**Aim of the task**
Can you transcribe every entry word for word, skipping the images?

======== Data to use

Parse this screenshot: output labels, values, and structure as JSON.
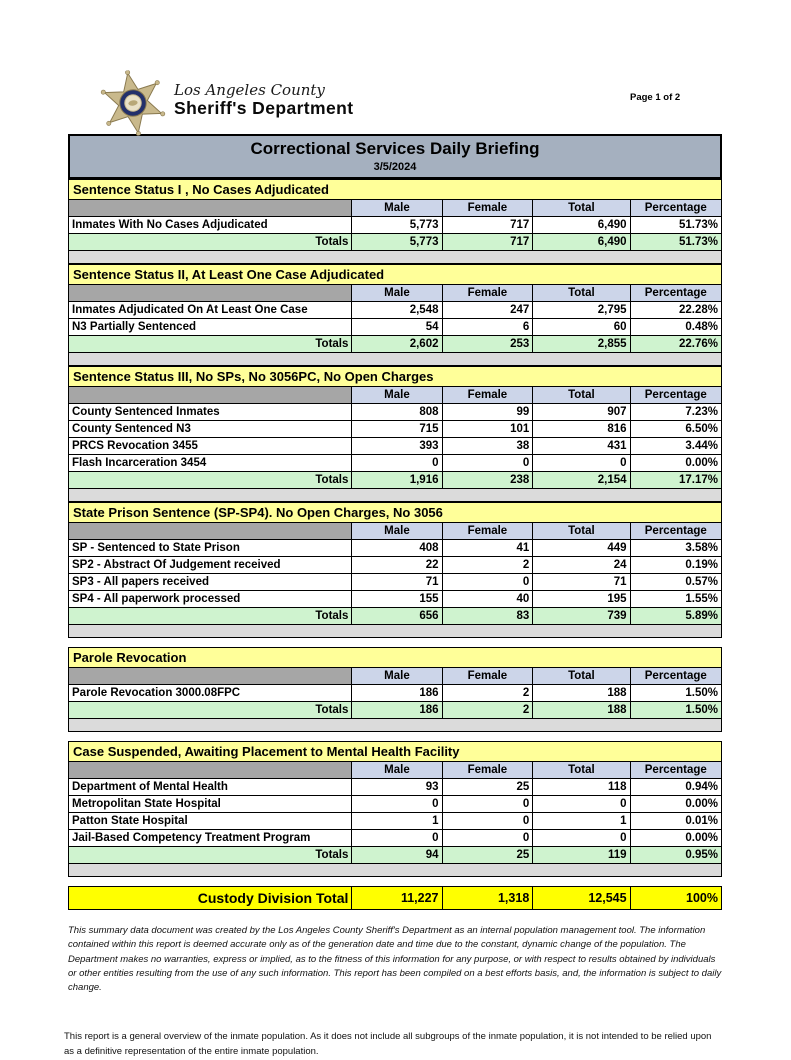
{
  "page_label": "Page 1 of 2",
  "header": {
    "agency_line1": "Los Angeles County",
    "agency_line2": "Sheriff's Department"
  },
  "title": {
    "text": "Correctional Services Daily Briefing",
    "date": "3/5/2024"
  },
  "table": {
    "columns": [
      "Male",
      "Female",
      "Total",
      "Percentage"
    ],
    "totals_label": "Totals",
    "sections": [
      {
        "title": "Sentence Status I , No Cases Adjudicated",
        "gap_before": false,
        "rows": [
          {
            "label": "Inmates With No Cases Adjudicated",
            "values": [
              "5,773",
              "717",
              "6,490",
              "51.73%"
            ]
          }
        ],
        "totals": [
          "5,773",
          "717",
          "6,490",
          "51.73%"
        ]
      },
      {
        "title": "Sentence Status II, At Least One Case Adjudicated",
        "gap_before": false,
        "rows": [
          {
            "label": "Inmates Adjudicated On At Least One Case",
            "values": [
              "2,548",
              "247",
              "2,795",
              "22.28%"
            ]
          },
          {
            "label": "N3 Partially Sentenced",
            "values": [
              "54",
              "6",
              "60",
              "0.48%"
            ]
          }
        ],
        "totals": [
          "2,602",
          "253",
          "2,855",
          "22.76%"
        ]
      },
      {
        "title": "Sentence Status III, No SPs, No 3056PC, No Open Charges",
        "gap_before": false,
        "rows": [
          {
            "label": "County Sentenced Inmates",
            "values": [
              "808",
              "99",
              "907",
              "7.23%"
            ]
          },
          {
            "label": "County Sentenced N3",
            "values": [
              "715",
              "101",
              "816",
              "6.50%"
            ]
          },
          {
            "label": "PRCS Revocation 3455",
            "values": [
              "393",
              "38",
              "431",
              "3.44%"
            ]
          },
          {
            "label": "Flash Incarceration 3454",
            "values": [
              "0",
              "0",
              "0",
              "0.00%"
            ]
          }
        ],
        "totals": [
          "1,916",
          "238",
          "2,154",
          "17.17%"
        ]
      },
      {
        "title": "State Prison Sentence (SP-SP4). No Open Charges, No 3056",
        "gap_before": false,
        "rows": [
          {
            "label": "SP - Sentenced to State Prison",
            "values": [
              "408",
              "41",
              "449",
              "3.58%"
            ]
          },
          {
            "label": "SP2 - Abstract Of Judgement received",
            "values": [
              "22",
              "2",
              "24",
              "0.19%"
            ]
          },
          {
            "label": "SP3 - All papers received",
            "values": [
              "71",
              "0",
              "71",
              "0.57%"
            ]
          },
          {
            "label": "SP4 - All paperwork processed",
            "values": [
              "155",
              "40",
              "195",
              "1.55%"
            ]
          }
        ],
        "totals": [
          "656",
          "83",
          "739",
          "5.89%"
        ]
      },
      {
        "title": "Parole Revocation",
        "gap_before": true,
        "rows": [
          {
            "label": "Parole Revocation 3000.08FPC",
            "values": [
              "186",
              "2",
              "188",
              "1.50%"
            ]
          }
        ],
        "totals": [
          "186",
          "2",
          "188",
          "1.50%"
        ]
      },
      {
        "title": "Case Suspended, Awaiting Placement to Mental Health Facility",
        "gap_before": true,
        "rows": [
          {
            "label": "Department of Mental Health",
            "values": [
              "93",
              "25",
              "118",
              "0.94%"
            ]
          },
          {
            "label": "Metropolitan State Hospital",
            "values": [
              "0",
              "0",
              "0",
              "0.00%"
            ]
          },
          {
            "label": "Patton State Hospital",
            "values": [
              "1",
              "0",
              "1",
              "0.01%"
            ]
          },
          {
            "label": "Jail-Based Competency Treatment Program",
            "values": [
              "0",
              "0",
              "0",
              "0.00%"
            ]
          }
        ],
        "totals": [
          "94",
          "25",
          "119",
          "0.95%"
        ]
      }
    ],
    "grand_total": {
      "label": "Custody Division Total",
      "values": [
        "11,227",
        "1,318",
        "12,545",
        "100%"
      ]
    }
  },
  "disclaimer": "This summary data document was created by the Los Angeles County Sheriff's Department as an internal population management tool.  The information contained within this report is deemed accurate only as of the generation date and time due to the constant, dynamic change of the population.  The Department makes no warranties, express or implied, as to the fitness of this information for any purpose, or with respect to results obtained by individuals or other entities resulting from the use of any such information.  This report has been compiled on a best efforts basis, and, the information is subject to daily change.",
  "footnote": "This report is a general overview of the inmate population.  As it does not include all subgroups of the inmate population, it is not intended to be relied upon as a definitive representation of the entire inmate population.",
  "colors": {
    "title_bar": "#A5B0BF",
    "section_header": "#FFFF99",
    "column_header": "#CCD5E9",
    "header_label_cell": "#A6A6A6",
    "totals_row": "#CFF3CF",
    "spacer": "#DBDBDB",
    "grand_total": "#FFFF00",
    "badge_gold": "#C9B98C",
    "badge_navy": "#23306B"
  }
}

================

**Completed exercise**
Parse this screenshot: output labels, values, and structure as JSON.
{
  "page_label": "Page 1 of 2",
  "header": {
    "agency_line1": "Los Angeles County",
    "agency_line2": "Sheriff's Department"
  },
  "title": {
    "text": "Correctional Services Daily Briefing",
    "date": "3/5/2024"
  },
  "table": {
    "columns": [
      "Male",
      "Female",
      "Total",
      "Percentage"
    ],
    "totals_label": "Totals",
    "sections": [
      {
        "title": "Sentence Status I , No Cases Adjudicated",
        "gap_before": false,
        "rows": [
          {
            "label": "Inmates With No Cases Adjudicated",
            "values": [
              "5,773",
              "717",
              "6,490",
              "51.73%"
            ]
          }
        ],
        "totals": [
          "5,773",
          "717",
          "6,490",
          "51.73%"
        ]
      },
      {
        "title": "Sentence Status II, At Least One Case Adjudicated",
        "gap_before": false,
        "rows": [
          {
            "label": "Inmates Adjudicated On At Least One Case",
            "values": [
              "2,548",
              "247",
              "2,795",
              "22.28%"
            ]
          },
          {
            "label": "N3 Partially Sentenced",
            "values": [
              "54",
              "6",
              "60",
              "0.48%"
            ]
          }
        ],
        "totals": [
          "2,602",
          "253",
          "2,855",
          "22.76%"
        ]
      },
      {
        "title": "Sentence Status III, No SPs, No 3056PC, No Open Charges",
        "gap_before": false,
        "rows": [
          {
            "label": "County Sentenced Inmates",
            "values": [
              "808",
              "99",
              "907",
              "7.23%"
            ]
          },
          {
            "label": "County Sentenced N3",
            "values": [
              "715",
              "101",
              "816",
              "6.50%"
            ]
          },
          {
            "label": "PRCS Revocation 3455",
            "values": [
              "393",
              "38",
              "431",
              "3.44%"
            ]
          },
          {
            "label": "Flash Incarceration 3454",
            "values": [
              "0",
              "0",
              "0",
              "0.00%"
            ]
          }
        ],
        "totals": [
          "1,916",
          "238",
          "2,154",
          "17.17%"
        ]
      },
      {
        "title": "State Prison Sentence (SP-SP4). No Open Charges, No 3056",
        "gap_before": false,
        "rows": [
          {
            "label": "SP - Sentenced to State Prison",
            "values": [
              "408",
              "41",
              "449",
              "3.58%"
            ]
          },
          {
            "label": "SP2 - Abstract Of Judgement received",
            "values": [
              "22",
              "2",
              "24",
              "0.19%"
            ]
          },
          {
            "label": "SP3 - All papers received",
            "values": [
              "71",
              "0",
              "71",
              "0.57%"
            ]
          },
          {
            "label": "SP4 - All paperwork processed",
            "values": [
              "155",
              "40",
              "195",
              "1.55%"
            ]
          }
        ],
        "totals": [
          "656",
          "83",
          "739",
          "5.89%"
        ]
      },
      {
        "title": "Parole Revocation",
        "gap_before": true,
        "rows": [
          {
            "label": "Parole Revocation 3000.08FPC",
            "values": [
              "186",
              "2",
              "188",
              "1.50%"
            ]
          }
        ],
        "totals": [
          "186",
          "2",
          "188",
          "1.50%"
        ]
      },
      {
        "title": "Case Suspended, Awaiting Placement to Mental Health Facility",
        "gap_before": true,
        "rows": [
          {
            "label": "Department of Mental Health",
            "values": [
              "93",
              "25",
              "118",
              "0.94%"
            ]
          },
          {
            "label": "Metropolitan State Hospital",
            "values": [
              "0",
              "0",
              "0",
              "0.00%"
            ]
          },
          {
            "label": "Patton State Hospital",
            "values": [
              "1",
              "0",
              "1",
              "0.01%"
            ]
          },
          {
            "label": "Jail-Based Competency Treatment Program",
            "values": [
              "0",
              "0",
              "0",
              "0.00%"
            ]
          }
        ],
        "totals": [
          "94",
          "25",
          "119",
          "0.95%"
        ]
      }
    ],
    "grand_total": {
      "label": "Custody Division Total",
      "values": [
        "11,227",
        "1,318",
        "12,545",
        "100%"
      ]
    }
  },
  "disclaimer": "This summary data document was created by the Los Angeles County Sheriff's Department as an internal population management tool.  The information contained within this report is deemed accurate only as of the generation date and time due to the constant, dynamic change of the population.  The Department makes no warranties, express or implied, as to the fitness of this information for any purpose, or with respect to results obtained by individuals or other entities resulting from the use of any such information.  This report has been compiled on a best efforts basis, and, the information is subject to daily change.",
  "footnote": "This report is a general overview of the inmate population.  As it does not include all subgroups of the inmate population, it is not intended to be relied upon as a definitive representation of the entire inmate population.",
  "colors": {
    "title_bar": "#A5B0BF",
    "section_header": "#FFFF99",
    "column_header": "#CCD5E9",
    "header_label_cell": "#A6A6A6",
    "totals_row": "#CFF3CF",
    "spacer": "#DBDBDB",
    "grand_total": "#FFFF00",
    "badge_gold": "#C9B98C",
    "badge_navy": "#23306B"
  }
}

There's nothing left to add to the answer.